DATA →
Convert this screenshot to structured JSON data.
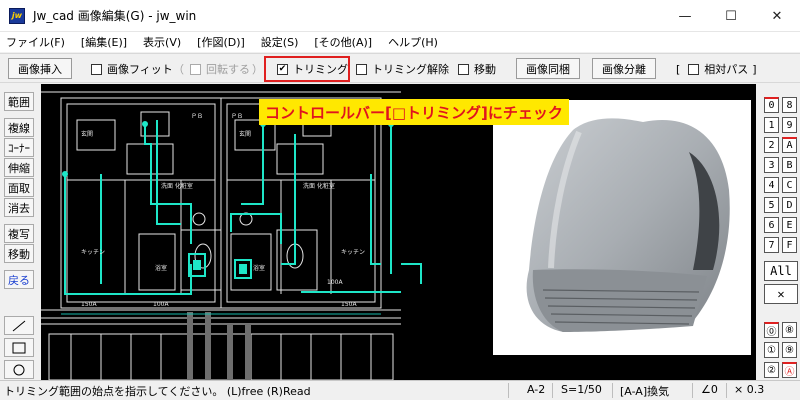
{
  "window": {
    "icon_text": "jw",
    "title": "Jw_cad 画像編集(G) - jw_win",
    "minimize": "—",
    "maximize": "☐",
    "close": "✕"
  },
  "menu": [
    "ファイル(F)",
    "[編集(E)]",
    "表示(V)",
    "[作図(D)]",
    "設定(S)",
    "[その他(A)]",
    "ヘルプ(H)"
  ],
  "controlbar": {
    "insert_image": "画像挿入",
    "fit_image": "画像フィット",
    "rotate_open": "（",
    "rotate": "回転する",
    "rotate_close": "）",
    "trimming": "トリミング",
    "trimming_checked": true,
    "trimming_check_mark": "✔",
    "trimming_release": "トリミング解除",
    "move": "移動",
    "image_bundle": "画像同梱",
    "image_separate": "画像分離",
    "relative_open": "[",
    "relative_path": "相対パス",
    "relative_close": "]"
  },
  "left_toolbar": [
    "範囲",
    "複線",
    "ｺｰﾅｰ",
    "伸縮",
    "面取",
    "消去",
    "複写",
    "移動",
    "戻る"
  ],
  "left_shapes": [
    "line-icon",
    "rectangle-icon",
    "circle-icon"
  ],
  "right_toolbar": {
    "pairs": [
      [
        "0",
        "8"
      ],
      [
        "1",
        "9"
      ],
      [
        "2",
        "A"
      ],
      [
        "3",
        "B"
      ],
      [
        "4",
        "C"
      ],
      [
        "5",
        "D"
      ],
      [
        "6",
        "E"
      ],
      [
        "7",
        "F"
      ]
    ],
    "all": "All",
    "cross": "✕",
    "pairs2": [
      [
        "⓪",
        "⑧"
      ],
      [
        "①",
        "⑨"
      ],
      [
        "②",
        "Ⓐ"
      ]
    ]
  },
  "annotation": "コントロールバー[□トリミング]にチェック",
  "cad": {
    "room_labels": [
      "玄関",
      "玄関",
      "洗面\n化粧室",
      "洗面\n化粧室",
      "キッチン",
      "キッチン",
      "浴室",
      "浴室",
      "150A",
      "100A",
      "100A",
      "150A",
      "ＰＢ",
      "ＰＢ"
    ]
  },
  "status": {
    "message": "トリミング範囲の始点を指示してください。 (L)free (R)Read",
    "layer": "A-2",
    "scale": "S=1/50",
    "ventilation": "[A-A]換気",
    "angle": "∠0",
    "zoom": "× 0.3"
  },
  "colors": {
    "canvas_bg": "#000000",
    "cad_white": "#e6e6e6",
    "cad_cyan": "#1ee6c8",
    "cad_teal": "#16b9aa",
    "annotation_bg": "#ffe800",
    "annotation_text": "#e0141e",
    "highlight": "#e02020"
  }
}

WRITTEN TASK → Without including any picture, repeat the data exactly.

TASK RESPONSE →
Convert this screenshot to structured JSON data.
{
  "window": {
    "icon_text": "jw",
    "title": "Jw_cad 画像編集(G) - jw_win",
    "minimize": "—",
    "maximize": "☐",
    "close": "✕"
  },
  "menu": [
    "ファイル(F)",
    "[編集(E)]",
    "表示(V)",
    "[作図(D)]",
    "設定(S)",
    "[その他(A)]",
    "ヘルプ(H)"
  ],
  "controlbar": {
    "insert_image": "画像挿入",
    "fit_image": "画像フィット",
    "rotate_open": "（",
    "rotate": "回転する",
    "rotate_close": "）",
    "trimming": "トリミング",
    "trimming_checked": true,
    "trimming_check_mark": "✔",
    "trimming_release": "トリミング解除",
    "move": "移動",
    "image_bundle": "画像同梱",
    "image_separate": "画像分離",
    "relative_open": "[",
    "relative_path": "相対パス",
    "relative_close": "]"
  },
  "left_toolbar": [
    "範囲",
    "複線",
    "ｺｰﾅｰ",
    "伸縮",
    "面取",
    "消去",
    "複写",
    "移動",
    "戻る"
  ],
  "left_shapes": [
    "line-icon",
    "rectangle-icon",
    "circle-icon"
  ],
  "right_toolbar": {
    "pairs": [
      [
        "0",
        "8"
      ],
      [
        "1",
        "9"
      ],
      [
        "2",
        "A"
      ],
      [
        "3",
        "B"
      ],
      [
        "4",
        "C"
      ],
      [
        "5",
        "D"
      ],
      [
        "6",
        "E"
      ],
      [
        "7",
        "F"
      ]
    ],
    "all": "All",
    "cross": "✕",
    "pairs2": [
      [
        "⓪",
        "⑧"
      ],
      [
        "①",
        "⑨"
      ],
      [
        "②",
        "Ⓐ"
      ]
    ]
  },
  "annotation": "コントロールバー[□トリミング]にチェック",
  "cad": {
    "room_labels": [
      "玄関",
      "玄関",
      "洗面\n化粧室",
      "洗面\n化粧室",
      "キッチン",
      "キッチン",
      "浴室",
      "浴室",
      "150A",
      "100A",
      "100A",
      "150A",
      "ＰＢ",
      "ＰＢ"
    ]
  },
  "status": {
    "message": "トリミング範囲の始点を指示してください。 (L)free (R)Read",
    "layer": "A-2",
    "scale": "S=1/50",
    "ventilation": "[A-A]換気",
    "angle": "∠0",
    "zoom": "× 0.3"
  },
  "colors": {
    "canvas_bg": "#000000",
    "cad_white": "#e6e6e6",
    "cad_cyan": "#1ee6c8",
    "cad_teal": "#16b9aa",
    "annotation_bg": "#ffe800",
    "annotation_text": "#e0141e",
    "highlight": "#e02020"
  }
}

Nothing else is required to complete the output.